Copy out each line exactly as it appears.

Task material -
========

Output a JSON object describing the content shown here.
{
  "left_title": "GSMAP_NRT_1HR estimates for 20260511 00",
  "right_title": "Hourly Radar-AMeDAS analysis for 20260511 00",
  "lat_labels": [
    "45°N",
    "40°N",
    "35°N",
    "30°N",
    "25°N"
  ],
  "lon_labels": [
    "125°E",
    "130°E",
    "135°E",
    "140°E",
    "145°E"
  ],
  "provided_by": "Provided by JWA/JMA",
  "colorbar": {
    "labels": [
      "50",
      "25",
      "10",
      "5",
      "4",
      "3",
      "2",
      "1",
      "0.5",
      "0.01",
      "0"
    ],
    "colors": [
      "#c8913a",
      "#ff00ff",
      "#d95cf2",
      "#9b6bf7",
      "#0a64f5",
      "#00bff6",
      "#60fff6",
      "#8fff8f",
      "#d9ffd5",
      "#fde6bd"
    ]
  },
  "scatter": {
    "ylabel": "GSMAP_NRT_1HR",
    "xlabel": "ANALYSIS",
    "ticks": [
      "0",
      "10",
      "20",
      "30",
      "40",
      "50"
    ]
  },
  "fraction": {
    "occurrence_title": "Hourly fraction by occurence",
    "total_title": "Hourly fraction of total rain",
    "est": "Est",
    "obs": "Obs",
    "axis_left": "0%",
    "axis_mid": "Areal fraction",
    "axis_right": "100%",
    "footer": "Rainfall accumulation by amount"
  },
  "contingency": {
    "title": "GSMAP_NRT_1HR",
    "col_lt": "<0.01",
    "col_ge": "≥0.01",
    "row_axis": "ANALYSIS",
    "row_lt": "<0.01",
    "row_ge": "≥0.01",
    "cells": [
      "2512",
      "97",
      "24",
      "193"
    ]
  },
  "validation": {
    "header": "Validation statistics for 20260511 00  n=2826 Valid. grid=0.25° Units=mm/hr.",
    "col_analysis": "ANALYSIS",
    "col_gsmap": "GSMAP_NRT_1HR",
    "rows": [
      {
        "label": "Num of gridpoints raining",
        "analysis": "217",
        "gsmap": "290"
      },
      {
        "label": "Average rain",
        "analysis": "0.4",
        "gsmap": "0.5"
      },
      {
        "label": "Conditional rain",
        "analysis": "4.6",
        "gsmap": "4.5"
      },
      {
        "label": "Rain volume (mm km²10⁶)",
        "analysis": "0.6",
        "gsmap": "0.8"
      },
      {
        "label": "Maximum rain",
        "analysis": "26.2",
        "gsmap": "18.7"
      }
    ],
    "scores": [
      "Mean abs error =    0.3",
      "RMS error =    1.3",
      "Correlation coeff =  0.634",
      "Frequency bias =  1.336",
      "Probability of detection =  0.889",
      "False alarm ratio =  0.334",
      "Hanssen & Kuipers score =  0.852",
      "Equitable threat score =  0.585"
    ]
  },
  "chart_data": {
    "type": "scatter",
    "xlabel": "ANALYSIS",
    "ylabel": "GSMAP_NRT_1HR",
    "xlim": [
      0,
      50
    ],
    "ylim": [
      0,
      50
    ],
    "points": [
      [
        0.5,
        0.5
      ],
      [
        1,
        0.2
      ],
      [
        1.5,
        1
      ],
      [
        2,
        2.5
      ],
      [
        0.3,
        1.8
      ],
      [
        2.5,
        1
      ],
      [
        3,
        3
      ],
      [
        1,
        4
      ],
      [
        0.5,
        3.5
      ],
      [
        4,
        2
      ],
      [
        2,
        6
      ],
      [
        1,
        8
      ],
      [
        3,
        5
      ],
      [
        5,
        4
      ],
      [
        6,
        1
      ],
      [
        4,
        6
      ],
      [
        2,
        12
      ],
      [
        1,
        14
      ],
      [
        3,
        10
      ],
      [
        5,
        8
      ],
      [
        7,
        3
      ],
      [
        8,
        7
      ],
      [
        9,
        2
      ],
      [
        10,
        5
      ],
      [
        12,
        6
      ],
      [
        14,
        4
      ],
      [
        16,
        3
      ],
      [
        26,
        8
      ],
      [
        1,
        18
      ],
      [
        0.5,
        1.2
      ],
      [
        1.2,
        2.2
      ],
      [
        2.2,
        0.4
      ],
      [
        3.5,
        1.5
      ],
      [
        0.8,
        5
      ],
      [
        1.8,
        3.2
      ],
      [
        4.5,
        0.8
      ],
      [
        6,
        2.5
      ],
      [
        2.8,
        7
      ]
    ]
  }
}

========

Correct result -
Output a JSON object describing the content shown here.
{
  "left_title": "GSMAP_NRT_1HR estimates for 20260511 00",
  "right_title": "Hourly Radar-AMeDAS analysis for 20260511 00",
  "lat_labels": [
    "45°N",
    "40°N",
    "35°N",
    "30°N",
    "25°N"
  ],
  "lon_labels": [
    "125°E",
    "130°E",
    "135°E",
    "140°E",
    "145°E"
  ],
  "provided_by": "Provided by JWA/JMA",
  "colorbar": {
    "labels": [
      "50",
      "25",
      "10",
      "5",
      "4",
      "3",
      "2",
      "1",
      "0.5",
      "0.01",
      "0"
    ],
    "colors": [
      "#c8913a",
      "#ff00ff",
      "#d95cf2",
      "#9b6bf7",
      "#0a64f5",
      "#00bff6",
      "#60fff6",
      "#8fff8f",
      "#d9ffd5",
      "#fde6bd"
    ]
  },
  "scatter": {
    "ylabel": "GSMAP_NRT_1HR",
    "xlabel": "ANALYSIS",
    "ticks": [
      "0",
      "10",
      "20",
      "30",
      "40",
      "50"
    ]
  },
  "fraction": {
    "occurrence_title": "Hourly fraction by occurence",
    "total_title": "Hourly fraction of total rain",
    "est": "Est",
    "obs": "Obs",
    "axis_left": "0%",
    "axis_mid": "Areal fraction",
    "axis_right": "100%",
    "footer": "Rainfall accumulation by amount"
  },
  "contingency": {
    "title": "GSMAP_NRT_1HR",
    "col_lt": "<0.01",
    "col_ge": "≥0.01",
    "row_axis": "ANALYSIS",
    "row_lt": "<0.01",
    "row_ge": "≥0.01",
    "cells": [
      "2512",
      "97",
      "24",
      "193"
    ]
  },
  "validation": {
    "header": "Validation statistics for 20260511 00  n=2826 Valid. grid=0.25° Units=mm/hr.",
    "col_analysis": "ANALYSIS",
    "col_gsmap": "GSMAP_NRT_1HR",
    "rows": [
      {
        "label": "Num of gridpoints raining",
        "analysis": "217",
        "gsmap": "290"
      },
      {
        "label": "Average rain",
        "analysis": "0.4",
        "gsmap": "0.5"
      },
      {
        "label": "Conditional rain",
        "analysis": "4.6",
        "gsmap": "4.5"
      },
      {
        "label": "Rain volume (mm km²10⁶)",
        "analysis": "0.6",
        "gsmap": "0.8"
      },
      {
        "label": "Maximum rain",
        "analysis": "26.2",
        "gsmap": "18.7"
      }
    ],
    "scores": [
      "Mean abs error =    0.3",
      "RMS error =    1.3",
      "Correlation coeff =  0.634",
      "Frequency bias =  1.336",
      "Probability of detection =  0.889",
      "False alarm ratio =  0.334",
      "Hanssen & Kuipers score =  0.852",
      "Equitable threat score =  0.585"
    ]
  },
  "chart_data": {
    "type": "scatter",
    "xlabel": "ANALYSIS",
    "ylabel": "GSMAP_NRT_1HR",
    "xlim": [
      0,
      50
    ],
    "ylim": [
      0,
      50
    ],
    "points": [
      [
        0.5,
        0.5
      ],
      [
        1,
        0.2
      ],
      [
        1.5,
        1
      ],
      [
        2,
        2.5
      ],
      [
        0.3,
        1.8
      ],
      [
        2.5,
        1
      ],
      [
        3,
        3
      ],
      [
        1,
        4
      ],
      [
        0.5,
        3.5
      ],
      [
        4,
        2
      ],
      [
        2,
        6
      ],
      [
        1,
        8
      ],
      [
        3,
        5
      ],
      [
        5,
        4
      ],
      [
        6,
        1
      ],
      [
        4,
        6
      ],
      [
        2,
        12
      ],
      [
        1,
        14
      ],
      [
        3,
        10
      ],
      [
        5,
        8
      ],
      [
        7,
        3
      ],
      [
        8,
        7
      ],
      [
        9,
        2
      ],
      [
        10,
        5
      ],
      [
        12,
        6
      ],
      [
        14,
        4
      ],
      [
        16,
        3
      ],
      [
        26,
        8
      ],
      [
        1,
        18
      ],
      [
        0.5,
        1.2
      ],
      [
        1.2,
        2.2
      ],
      [
        2.2,
        0.4
      ],
      [
        3.5,
        1.5
      ],
      [
        0.8,
        5
      ],
      [
        1.8,
        3.2
      ],
      [
        4.5,
        0.8
      ],
      [
        6,
        2.5
      ],
      [
        2.8,
        7
      ]
    ]
  }
}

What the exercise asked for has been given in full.